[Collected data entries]
⟨

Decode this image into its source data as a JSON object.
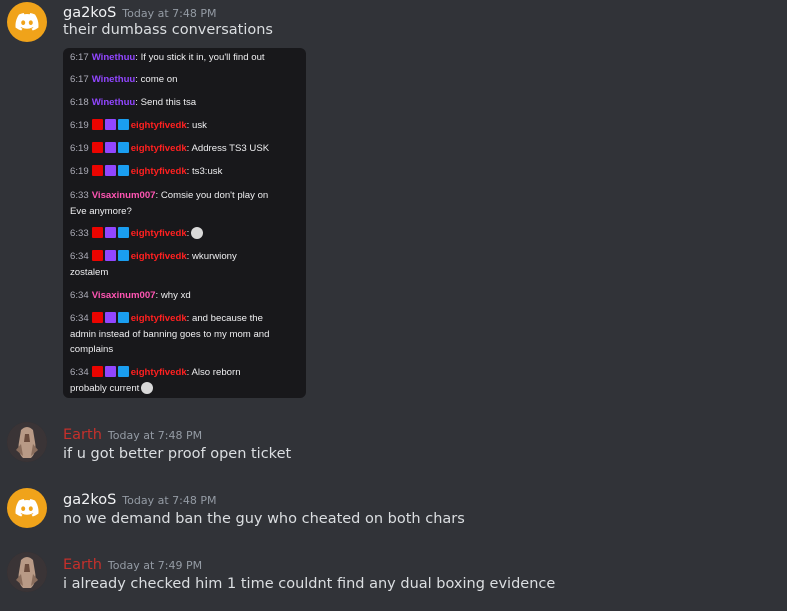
{
  "messages": [
    {
      "author": "ga2koS",
      "timestamp": "Today at 7:48 PM",
      "text": "their dumbass conversations"
    },
    {
      "author": "Earth",
      "timestamp": "Today at 7:48 PM",
      "text": "if u got better proof open ticket"
    },
    {
      "author": "ga2koS",
      "timestamp": "Today at 7:48 PM",
      "text": "no we demand ban the guy who cheated on both chars"
    },
    {
      "author": "Earth",
      "timestamp": "Today at 7:49 PM",
      "text": "i already checked him 1 time couldnt find any dual boxing evidence"
    }
  ],
  "attachment": {
    "lines": [
      {
        "time": "6:17",
        "user": "Winethuu",
        "text": ": If you stick it in, you'll find out"
      },
      {
        "time": "6:17",
        "user": "Winethuu",
        "text": ": come on"
      },
      {
        "time": "6:18",
        "user": "Winethuu",
        "text": ": Send this tsa"
      },
      {
        "time": "6:19",
        "user": "eightyfivedk",
        "text": ": usk"
      },
      {
        "time": "6:19",
        "user": "eightyfivedk",
        "text": ": Address TS3 USK"
      },
      {
        "time": "6:19",
        "user": "eightyfivedk",
        "text": ": ts3:usk"
      },
      {
        "time": "6:33",
        "user": "Visaxinum007",
        "text": ": Comsie you don't play on",
        "text2": "Eve anymore?"
      },
      {
        "time": "6:33",
        "user": "eightyfivedk",
        "text": ":"
      },
      {
        "time": "6:34",
        "user": "eightyfivedk",
        "text": ": wkurwiony",
        "text2": "zostalem"
      },
      {
        "time": "6:34",
        "user": "Visaxinum007",
        "text": ": why xd"
      },
      {
        "time": "6:34",
        "user": "eightyfivedk",
        "text": ": and because the",
        "text2": "admin instead of banning goes to my mom and",
        "text3": "complains"
      },
      {
        "time": "6:34",
        "user": "eightyfivedk",
        "text": ": Also reborn",
        "text2": "probably current"
      }
    ]
  },
  "colors": {
    "background": "#313338",
    "earth_name": "#c4302b",
    "discord_avatar": "#f0a31a",
    "user_winethuu": "#9146ff",
    "user_eightyfivedk": "#ff2020",
    "user_visaxinum": "#ff55b3"
  },
  "icons": [
    "discord-logo-icon",
    "video-badge-icon",
    "star-badge-icon",
    "crown-badge-icon",
    "emote-icon"
  ]
}
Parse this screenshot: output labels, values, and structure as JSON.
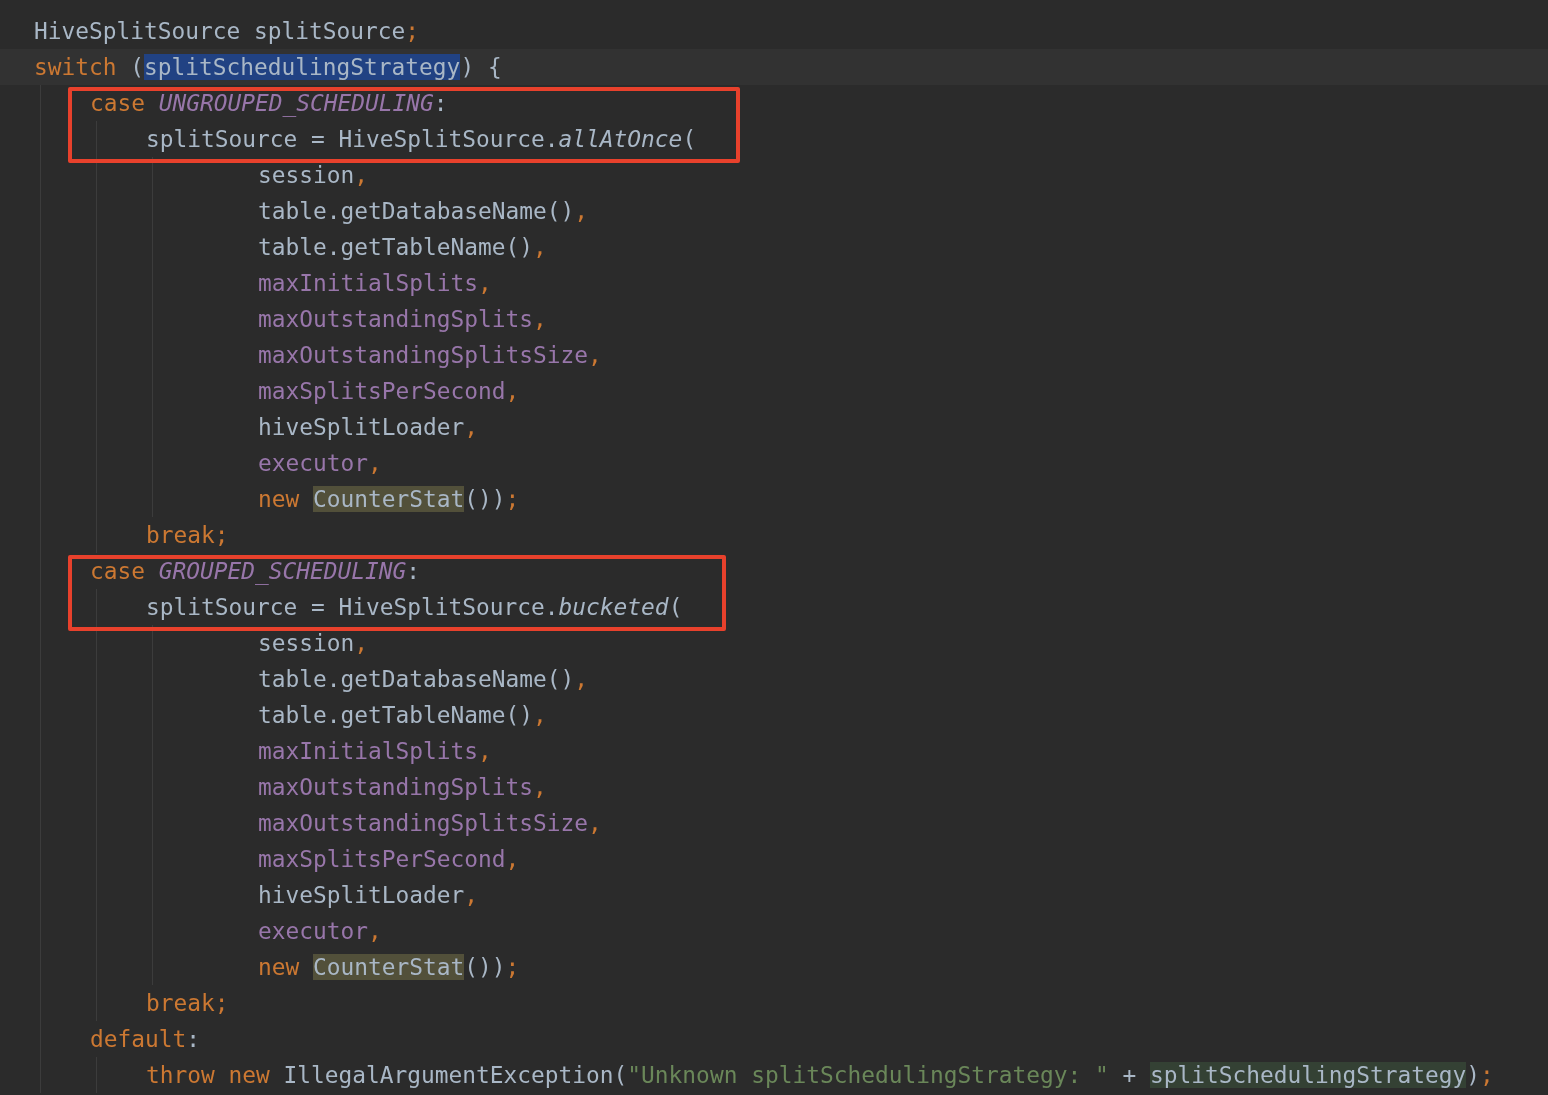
{
  "editor": {
    "lines": [
      {
        "tokens": [
          {
            "text": "HiveSplitSource splitSource",
            "kind": "plain"
          },
          {
            "text": ";",
            "kind": "punct"
          }
        ]
      },
      {
        "kind": "block",
        "current": true,
        "tokens": [
          {
            "text": "switch",
            "kind": "keyword"
          },
          {
            "text": " (",
            "kind": "plain"
          },
          {
            "text": "splitSchedulingStrategy",
            "kind": "selection"
          },
          {
            "text": ") {",
            "kind": "plain"
          }
        ],
        "children": [
          {
            "kind": "block",
            "boxed": true,
            "tokens": [
              {
                "text": "case ",
                "kind": "keyword"
              },
              {
                "text": "UNGROUPED_SCHEDULING",
                "kind": "constant"
              },
              {
                "text": ":",
                "kind": "plain"
              }
            ],
            "children": [
              {
                "kind": "call",
                "tokens": [
                  {
                    "text": "splitSource = HiveSplitSource.",
                    "kind": "plain"
                  },
                  {
                    "text": "allAtOnce",
                    "kind": "static"
                  },
                  {
                    "text": "(",
                    "kind": "plain"
                  }
                ],
                "children": [
                  {
                    "tokens": [
                      {
                        "text": "session",
                        "kind": "plain"
                      },
                      {
                        "text": ",",
                        "kind": "punct"
                      }
                    ]
                  },
                  {
                    "tokens": [
                      {
                        "text": "table.getDatabaseName()",
                        "kind": "plain"
                      },
                      {
                        "text": ",",
                        "kind": "punct"
                      }
                    ]
                  },
                  {
                    "tokens": [
                      {
                        "text": "table.getTableName()",
                        "kind": "plain"
                      },
                      {
                        "text": ",",
                        "kind": "punct"
                      }
                    ]
                  },
                  {
                    "tokens": [
                      {
                        "text": "maxInitialSplits",
                        "kind": "field"
                      },
                      {
                        "text": ",",
                        "kind": "punct"
                      }
                    ]
                  },
                  {
                    "tokens": [
                      {
                        "text": "maxOutstandingSplits",
                        "kind": "field"
                      },
                      {
                        "text": ",",
                        "kind": "punct"
                      }
                    ]
                  },
                  {
                    "tokens": [
                      {
                        "text": "maxOutstandingSplitsSize",
                        "kind": "field"
                      },
                      {
                        "text": ",",
                        "kind": "punct"
                      }
                    ]
                  },
                  {
                    "tokens": [
                      {
                        "text": "maxSplitsPerSecond",
                        "kind": "field"
                      },
                      {
                        "text": ",",
                        "kind": "punct"
                      }
                    ]
                  },
                  {
                    "tokens": [
                      {
                        "text": "hiveSplitLoader",
                        "kind": "plain"
                      },
                      {
                        "text": ",",
                        "kind": "punct"
                      }
                    ]
                  },
                  {
                    "tokens": [
                      {
                        "text": "executor",
                        "kind": "field"
                      },
                      {
                        "text": ",",
                        "kind": "punct"
                      }
                    ]
                  },
                  {
                    "tokens": [
                      {
                        "text": "new ",
                        "kind": "keyword"
                      },
                      {
                        "text": "CounterStat",
                        "kind": "usage"
                      },
                      {
                        "text": "())",
                        "kind": "plain"
                      },
                      {
                        "text": ";",
                        "kind": "punct"
                      }
                    ]
                  }
                ]
              },
              {
                "tokens": [
                  {
                    "text": "break;",
                    "kind": "keyword"
                  }
                ]
              }
            ]
          },
          {
            "kind": "block",
            "boxed": true,
            "tokens": [
              {
                "text": "case ",
                "kind": "keyword"
              },
              {
                "text": "GROUPED_SCHEDULING",
                "kind": "constant"
              },
              {
                "text": ":",
                "kind": "plain"
              }
            ],
            "children": [
              {
                "kind": "call",
                "tokens": [
                  {
                    "text": "splitSource = HiveSplitSource.",
                    "kind": "plain"
                  },
                  {
                    "text": "bucketed",
                    "kind": "static"
                  },
                  {
                    "text": "(",
                    "kind": "plain"
                  }
                ],
                "children": [
                  {
                    "tokens": [
                      {
                        "text": "session",
                        "kind": "plain"
                      },
                      {
                        "text": ",",
                        "kind": "punct"
                      }
                    ]
                  },
                  {
                    "tokens": [
                      {
                        "text": "table.getDatabaseName()",
                        "kind": "plain"
                      },
                      {
                        "text": ",",
                        "kind": "punct"
                      }
                    ]
                  },
                  {
                    "tokens": [
                      {
                        "text": "table.getTableName()",
                        "kind": "plain"
                      },
                      {
                        "text": ",",
                        "kind": "punct"
                      }
                    ]
                  },
                  {
                    "tokens": [
                      {
                        "text": "maxInitialSplits",
                        "kind": "field"
                      },
                      {
                        "text": ",",
                        "kind": "punct"
                      }
                    ]
                  },
                  {
                    "tokens": [
                      {
                        "text": "maxOutstandingSplits",
                        "kind": "field"
                      },
                      {
                        "text": ",",
                        "kind": "punct"
                      }
                    ]
                  },
                  {
                    "tokens": [
                      {
                        "text": "maxOutstandingSplitsSize",
                        "kind": "field"
                      },
                      {
                        "text": ",",
                        "kind": "punct"
                      }
                    ]
                  },
                  {
                    "tokens": [
                      {
                        "text": "maxSplitsPerSecond",
                        "kind": "field"
                      },
                      {
                        "text": ",",
                        "kind": "punct"
                      }
                    ]
                  },
                  {
                    "tokens": [
                      {
                        "text": "hiveSplitLoader",
                        "kind": "plain"
                      },
                      {
                        "text": ",",
                        "kind": "punct"
                      }
                    ]
                  },
                  {
                    "tokens": [
                      {
                        "text": "executor",
                        "kind": "field"
                      },
                      {
                        "text": ",",
                        "kind": "punct"
                      }
                    ]
                  },
                  {
                    "tokens": [
                      {
                        "text": "new ",
                        "kind": "keyword"
                      },
                      {
                        "text": "CounterStat",
                        "kind": "usage"
                      },
                      {
                        "text": "())",
                        "kind": "plain"
                      },
                      {
                        "text": ";",
                        "kind": "punct"
                      }
                    ]
                  }
                ]
              },
              {
                "tokens": [
                  {
                    "text": "break;",
                    "kind": "keyword"
                  }
                ]
              }
            ]
          },
          {
            "kind": "block",
            "tokens": [
              {
                "text": "default",
                "kind": "keyword"
              },
              {
                "text": ":",
                "kind": "plain"
              }
            ],
            "children": [
              {
                "tokens": [
                  {
                    "text": "throw new ",
                    "kind": "keyword"
                  },
                  {
                    "text": "IllegalArgumentException(",
                    "kind": "plain"
                  },
                  {
                    "text": "\"Unknown splitSchedulingStrategy: \"",
                    "kind": "string"
                  },
                  {
                    "text": " + ",
                    "kind": "plain"
                  },
                  {
                    "text": "splitSchedulingStrategy",
                    "kind": "reference"
                  },
                  {
                    "text": ")",
                    "kind": "plain"
                  },
                  {
                    "text": ";",
                    "kind": "punct"
                  }
                ]
              }
            ]
          }
        ]
      }
    ]
  }
}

⟩

Exercise details
Take each line containing the string "current" and copy it out.

Final result
        "text2": "probably current"
        "current": true,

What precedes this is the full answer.